| Problem |
Records follow. Select each line holding "caused".
══════
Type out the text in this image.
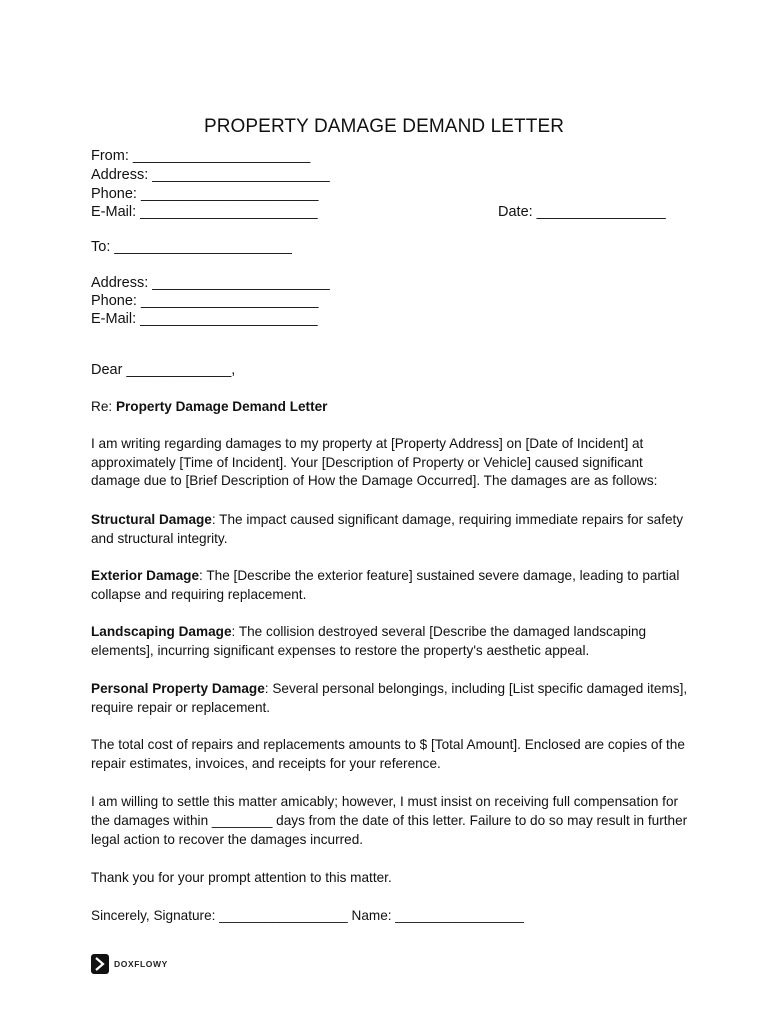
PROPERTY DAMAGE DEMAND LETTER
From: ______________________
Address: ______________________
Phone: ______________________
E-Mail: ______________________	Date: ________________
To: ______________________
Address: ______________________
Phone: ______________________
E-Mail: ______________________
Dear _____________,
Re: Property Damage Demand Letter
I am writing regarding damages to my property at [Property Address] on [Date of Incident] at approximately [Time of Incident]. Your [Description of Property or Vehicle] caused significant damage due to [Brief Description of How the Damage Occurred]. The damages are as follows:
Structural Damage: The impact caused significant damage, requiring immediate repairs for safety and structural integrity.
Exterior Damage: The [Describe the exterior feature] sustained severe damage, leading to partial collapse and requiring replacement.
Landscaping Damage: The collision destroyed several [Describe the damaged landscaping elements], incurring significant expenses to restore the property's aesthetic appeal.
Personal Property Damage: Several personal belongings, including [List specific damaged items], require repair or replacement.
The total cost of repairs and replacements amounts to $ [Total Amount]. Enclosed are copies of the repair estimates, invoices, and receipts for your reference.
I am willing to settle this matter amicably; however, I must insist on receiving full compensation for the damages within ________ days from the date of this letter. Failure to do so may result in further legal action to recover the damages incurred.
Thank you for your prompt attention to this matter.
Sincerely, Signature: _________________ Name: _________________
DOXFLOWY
══════
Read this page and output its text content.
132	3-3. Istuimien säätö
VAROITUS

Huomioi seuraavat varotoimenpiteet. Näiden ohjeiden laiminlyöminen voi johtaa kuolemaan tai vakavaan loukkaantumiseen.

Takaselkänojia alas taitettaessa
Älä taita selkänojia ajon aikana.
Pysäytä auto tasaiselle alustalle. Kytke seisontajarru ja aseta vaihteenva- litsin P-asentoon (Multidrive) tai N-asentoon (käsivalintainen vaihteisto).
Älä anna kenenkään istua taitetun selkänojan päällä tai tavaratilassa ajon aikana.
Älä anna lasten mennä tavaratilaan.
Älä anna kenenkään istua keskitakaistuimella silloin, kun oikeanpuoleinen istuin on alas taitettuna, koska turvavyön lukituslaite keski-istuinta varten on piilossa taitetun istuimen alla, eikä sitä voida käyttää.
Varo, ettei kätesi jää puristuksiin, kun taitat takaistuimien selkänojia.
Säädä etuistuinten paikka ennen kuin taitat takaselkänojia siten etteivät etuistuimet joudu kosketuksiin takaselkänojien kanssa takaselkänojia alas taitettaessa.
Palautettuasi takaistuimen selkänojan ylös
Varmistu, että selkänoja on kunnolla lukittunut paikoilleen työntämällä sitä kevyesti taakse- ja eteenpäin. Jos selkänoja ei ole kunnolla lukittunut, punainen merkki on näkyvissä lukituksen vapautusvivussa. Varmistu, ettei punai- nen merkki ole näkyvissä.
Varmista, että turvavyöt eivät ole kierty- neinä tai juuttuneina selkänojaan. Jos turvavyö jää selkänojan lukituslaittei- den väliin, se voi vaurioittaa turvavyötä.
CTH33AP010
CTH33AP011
══════
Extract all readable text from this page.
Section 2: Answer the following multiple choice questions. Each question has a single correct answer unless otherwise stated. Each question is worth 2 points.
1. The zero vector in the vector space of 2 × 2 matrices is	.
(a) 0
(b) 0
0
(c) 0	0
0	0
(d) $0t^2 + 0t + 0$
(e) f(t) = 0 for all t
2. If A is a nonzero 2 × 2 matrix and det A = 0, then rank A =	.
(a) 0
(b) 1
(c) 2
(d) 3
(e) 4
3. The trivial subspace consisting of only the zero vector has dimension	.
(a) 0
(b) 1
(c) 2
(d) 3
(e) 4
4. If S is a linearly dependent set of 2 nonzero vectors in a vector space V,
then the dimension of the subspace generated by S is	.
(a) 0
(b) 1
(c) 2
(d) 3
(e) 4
══════
| Solution to this problem |
I am writing regarding damages to my property at [Property Address] on [Date of Incident] at approximately [Time of Incident]. Your [Description of Property or Vehicle] caused significant damage due to [Brief Description of How the Damage Occurred]. The damages are as follows:
Structural Damage: The impact caused significant damage, requiring immediate repairs for safety and structural integrity.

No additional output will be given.